## [Work to complete]
Retype all the entries word for word, but omit the pictures.

* START *

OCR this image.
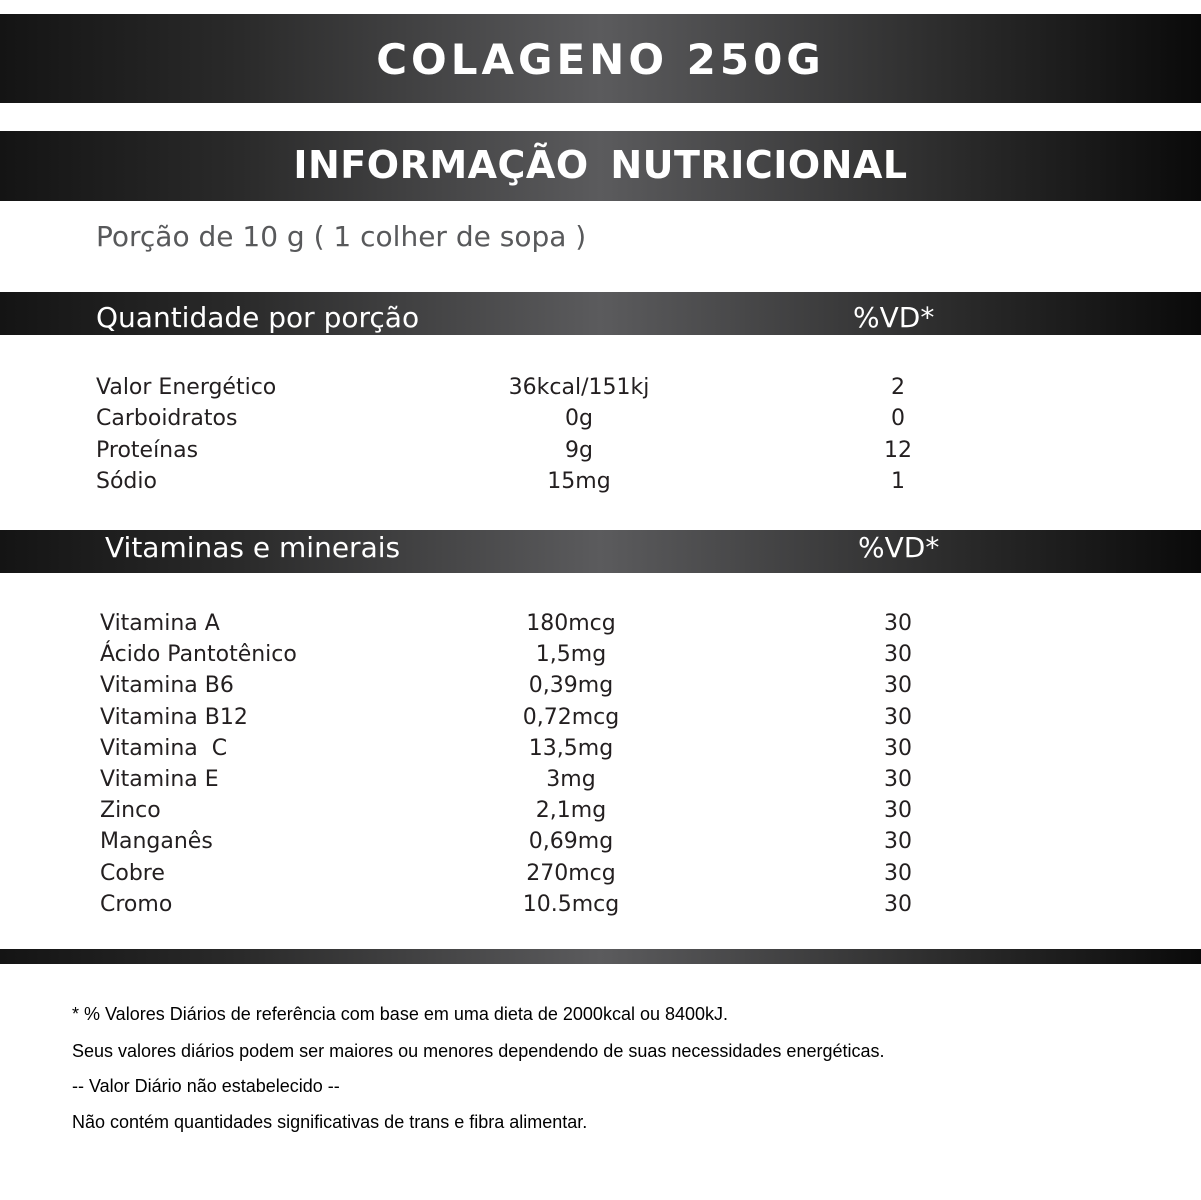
COLAGENO 250G
INFORMAÇÃO NUTRICIONAL
Porção de 10 g ( 1 colher de sopa )
Quantidade por porção	%VD*
Valor Energético	36kcal/151kj	2
Carboidratos	0g	0
Proteínas	9g	12
Sódio	15mg	1
Vitaminas e minerais	%VD*
Vitamina A	180mcg	30
Ácido Pantotênico	1,5mg	30
Vitamina B6	0,39mg	30
Vitamina B12	0,72mcg	30
Vitamina  C	13,5mg	30
Vitamina E	3mg	30
Zinco	2,1mg	30
Manganês	0,69mg	30
Cobre	270mcg	30
Cromo	10.5mcg	30
* % Valores Diários de referência com base em uma dieta de 2000kcal ou 8400kJ.
Seus valores diários podem ser maiores ou menores dependendo de suas necessidades energéticas.
-- Valor Diário não estabelecido --
Não contém quantidades significativas de trans e fibra alimentar.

* END *

## [Solution below]
OCR this image.
COLAGENO 250G
INFORMAÇÃO NUTRICIONAL
Porção de 10 g ( 1 colher de sopa )
Quantidade por porção	%VD*
Valor Energético	36kcal/151kj	2
Carboidratos	0g	0
Proteínas	9g	12
Sódio	15mg	1
Vitaminas e minerais	%VD*
Vitamina A	180mcg	30
Ácido Pantotênico	1,5mg	30
Vitamina B6	0,39mg	30
Vitamina B12	0,72mcg	30
Vitamina  C	13,5mg	30
Vitamina E	3mg	30
Zinco	2,1mg	30
Manganês	0,69mg	30
Cobre	270mcg	30
Cromo	10.5mcg	30
* % Valores Diários de referência com base em uma dieta de 2000kcal ou 8400kJ.
Seus valores diários podem ser maiores ou menores dependendo de suas necessidades energéticas.
-- Valor Diário não estabelecido --
Não contém quantidades significativas de trans e fibra alimentar.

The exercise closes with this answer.